* **Given text**

Re: [Linaro-validation] New publishing infra prototype report

4 Jun 2013


      On 3 June 2013 19:18, Paul Sokolovsky paul.sokolovsky@linaro.org wrote:
...
On Mon, 3 Jun 2013 12:57:43 +0100
James Tunnicliffe james.tunnicliffe@linaro.org wrote:
...
I know some of our ARM slaves are a bit CPU light, but they also tend
to have slow network connections. I am sure a bit of experimentation
will tell us if we we should always move files off some slaves to an
intermediary to do the hash+upload stuff.
Well, I'd personally aim to make client-side publishing support
clean and lean, so it was easy to setup and run on any client, including
not too powerful. Of course, some cases may need intermediary (like
when we need to publish [big] files from non-networked board (hmm)),
but those are niche cases.
...
From a MultiNode perspective, clients will set up their own services
if they need heavy lifting, e.g. Aarch64 MultiNode could easily need
to setup saturation bandwidth big.LITTLE connections over TCP/IP but
that is up to the ARMv8 engineering team to prepare suitable images
with this support already implemented. All LAVA would need to do is
provide a connection from the child job back to the parent so that
each child can tell the parent the IP address it gets after boot and
for the parent to tell other child jobs the IP address of other
clients for that parent. This only needs a basic level of
communication to be supported by LAVA itself. So this sounds like only
a small part of what the publishing protocol would need.

* **Recorded data**
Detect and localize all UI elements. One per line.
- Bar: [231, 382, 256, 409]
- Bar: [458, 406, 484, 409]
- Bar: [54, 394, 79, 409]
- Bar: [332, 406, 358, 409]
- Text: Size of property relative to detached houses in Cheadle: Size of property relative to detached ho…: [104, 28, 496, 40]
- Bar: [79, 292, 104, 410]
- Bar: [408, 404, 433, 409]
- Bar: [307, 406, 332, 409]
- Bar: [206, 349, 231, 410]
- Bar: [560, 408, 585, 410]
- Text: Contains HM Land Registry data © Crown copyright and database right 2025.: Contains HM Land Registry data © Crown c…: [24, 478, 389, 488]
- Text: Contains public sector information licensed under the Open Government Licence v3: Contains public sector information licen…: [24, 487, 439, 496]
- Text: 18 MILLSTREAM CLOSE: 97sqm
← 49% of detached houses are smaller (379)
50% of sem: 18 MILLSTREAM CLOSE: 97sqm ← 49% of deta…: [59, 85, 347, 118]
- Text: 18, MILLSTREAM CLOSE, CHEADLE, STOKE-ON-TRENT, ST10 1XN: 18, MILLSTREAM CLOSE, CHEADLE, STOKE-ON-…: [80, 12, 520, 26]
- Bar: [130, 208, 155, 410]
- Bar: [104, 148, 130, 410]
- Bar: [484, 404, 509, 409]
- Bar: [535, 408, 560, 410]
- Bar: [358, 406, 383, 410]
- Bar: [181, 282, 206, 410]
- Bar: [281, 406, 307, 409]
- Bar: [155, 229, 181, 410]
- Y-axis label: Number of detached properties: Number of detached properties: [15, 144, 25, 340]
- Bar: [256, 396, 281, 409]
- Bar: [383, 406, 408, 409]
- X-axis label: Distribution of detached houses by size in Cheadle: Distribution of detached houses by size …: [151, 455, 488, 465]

* **Aim 1**
Could you quote the publishing-infrastructure thread, starting with "On 3 June 2013" and going on through "the hash+upload stuff."?
* **Aim 2**
Does each statement below agree with the publishing-infrastructure thread? For each one, answer yes or no and quote the deciding words from the thread.
(a) Cases that need an intermediary are described as niche cases.
(b) LAVA itself would have to set up the saturation bandwidth big.LITTLE connections over TCP/IP.
(c) Each child job can tell the parent the IP address it gets after boot.
* **Aim 3**
Could you proceed with the publishing-infrastructure thread from the point where it stops?

* **Expected output 1**
On 3 June 2013 19:18, Paul Sokolovsky paul.sokolovsky@linaro.org wrote:
...
On Mon, 3 Jun 2013 12:57:43 +0100
James Tunnicliffe james.tunnicliffe@linaro.org wrote:
...
I know some of our ARM slaves are a bit CPU light, but they also tend
to have slow network connections. I am sure a bit of experimentation
will tell us if we we should always move files off some slaves to an
intermediary to do the hash+upload stuff.

* **Expected output 2**
(a) Yes: "but those are niche cases."
(b) No: "that is up to the ARMv8 engineering team to prepare suitable images with this support already implemented."
(c) Yes: "each child can tell the parent the IP address it gets after boot"

* **Expected output 3**
...
...
...
...
Do we want to authenticate this sort of call? Should just be a
dictionary or DB lookup, so it would probably involve more CPU
time to authenticate it. That said, you can use it to fish for
files that already exist that you don't have access to, so perhaps
we need to filter the results based on each user...
My idea is that all publishing API calls are authed by that
"security token". It's by definition limited use, like has source IP
constraints, timing constraints (use not before 30min after issuance
and not after 60min), other constraints, like may use for no more
than 50 API calls, may publish not more than 10 files, etc.
OK, it occurs that I may have not broadcast my use case, which is: A
server gets a token from the publishing service then pass it to a
slave. The slave uses it and once the job has finished the server
should be able to inform the publishing service the token is no longer
required.
Per security practices, that's worse solution than specifying
constraints upfront. What if server "forgets" to terminate token life?
We are aware of intermittent problems where a job sits in "Canceling"
interminably. The risks of a token not being revoked need to be
discussed but it is a token-based service which I am considering for
MultiNode.
...
Actually, I specifically brought this question up to avoid situation
that other engineers go for "spur of the moment" adhoc implementations,
and we end up with bunch of crippled, insecure, hard-to-maintain
publishing implementations (current Jenkins one already has enough
holes and pain to setup/debug).
The two mechanisms have a lot in common, we clearly need to work
together for both sets of use cases.
...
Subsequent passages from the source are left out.